TASK GOAL: Search the records below for the word "muchos". Copy each line where it occurs.

━━━━━━━━━━━━━━━━━━━━

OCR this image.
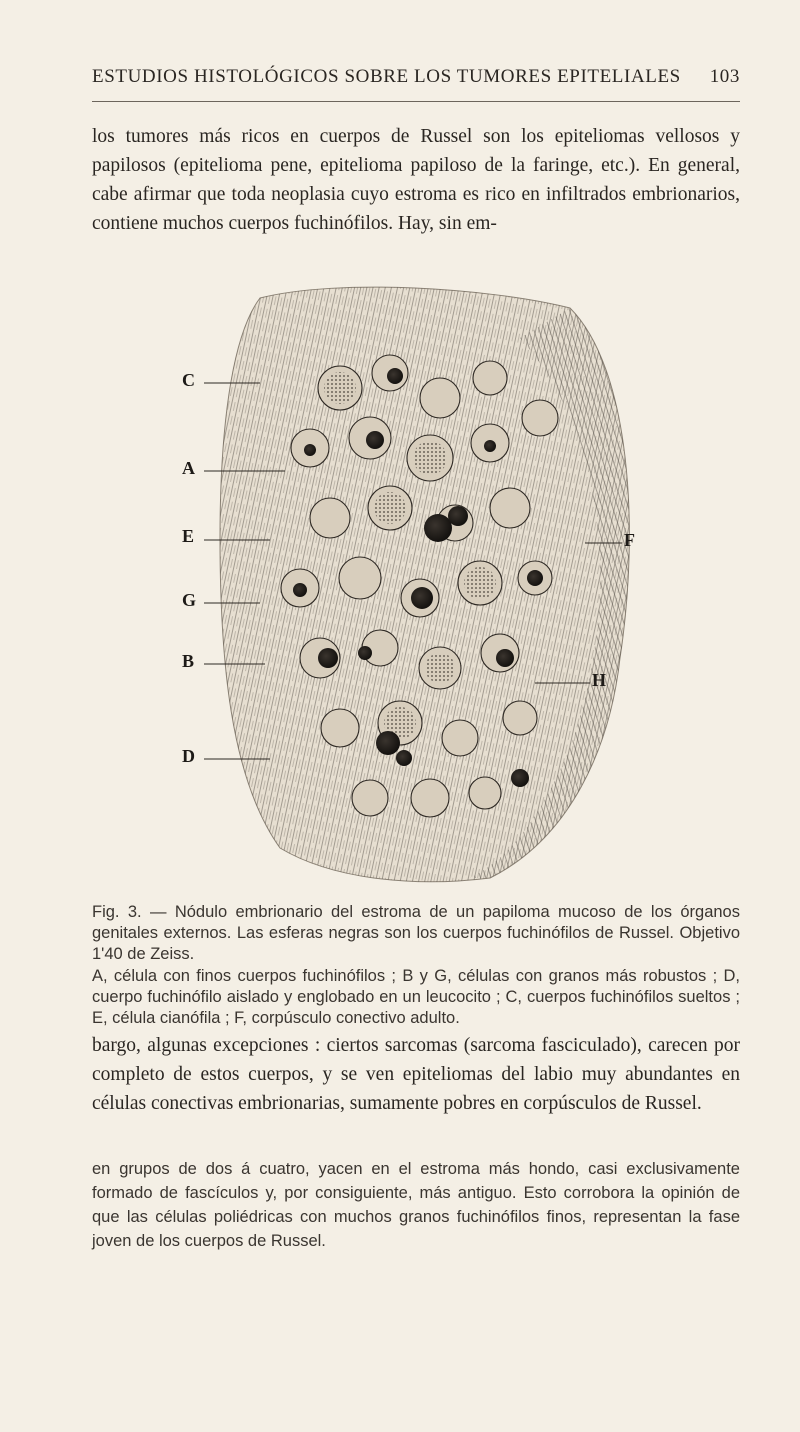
ESTUDIOS HISTOLÓGICOS SOBRE LOS TUMORES EPITELIALES 103

los tumores más ricos en cuerpos de Russel son los epiteliomas vellosos y papilosos (epitelioma pene, epitelioma papiloso de la faringe, etc.). En general, cabe afirmar que toda neoplasia cuyo estroma es rico en infiltrados embrionarios, contiene muchos cuerpos fuchinófilos. Hay, sin em-

C
A
E
G
B
D
F
H

Fig. 3. — Nódulo embrionario del estroma de un papiloma mucoso de los órganos genitales externos. Las esferas negras son los cuerpos fuchinófilos de Russel. Objetivo 1'40 de Zeiss.

A, célula con finos cuerpos fuchinófilos ; B y G, células con granos más robustos ; D, cuerpo fuchinófilo aislado y englobado en un leucocito ; C, cuerpos fuchinófilos sueltos ; E, célula cianófila ; F, corpúsculo conectivo adulto.

bargo, algunas excepciones : ciertos sarcomas (sarcoma fasciculado), carecen por completo de estos cuerpos, y se ven epiteliomas del labio muy abundantes en células conectivas embrionarias, sumamente pobres en corpúsculos de Russel.

en grupos de dos á cuatro, yacen en el estroma más hondo, casi exclusivamente formado de fascículos y, por consiguiente, más antiguo. Esto corrobora la opinión de que las células poliédricas con muchos granos fuchinófilos finos, representan la fase joven de los cuerpos de Russel.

━━━━━━━━━━━━━━━━━━━━

REPLY:
los tumores más ricos en cuerpos de Russel son los epiteliomas vellosos y papilosos (epitelioma pene, epitelioma papiloso de la faringe, etc.). En general, cabe afirmar que toda neoplasia cuyo estroma es rico en infiltrados embrionarios, contiene muchos cuerpos fuchinófilos. Hay, sin em-
en grupos de dos á cuatro, yacen en el estroma más hondo, casi exclusivamente formado de fascículos y, por consiguiente, más antiguo. Esto corrobora la opinión de que las células poliédricas con muchos granos fuchinófilos finos, representan la fase joven de los cuerpos de Russel.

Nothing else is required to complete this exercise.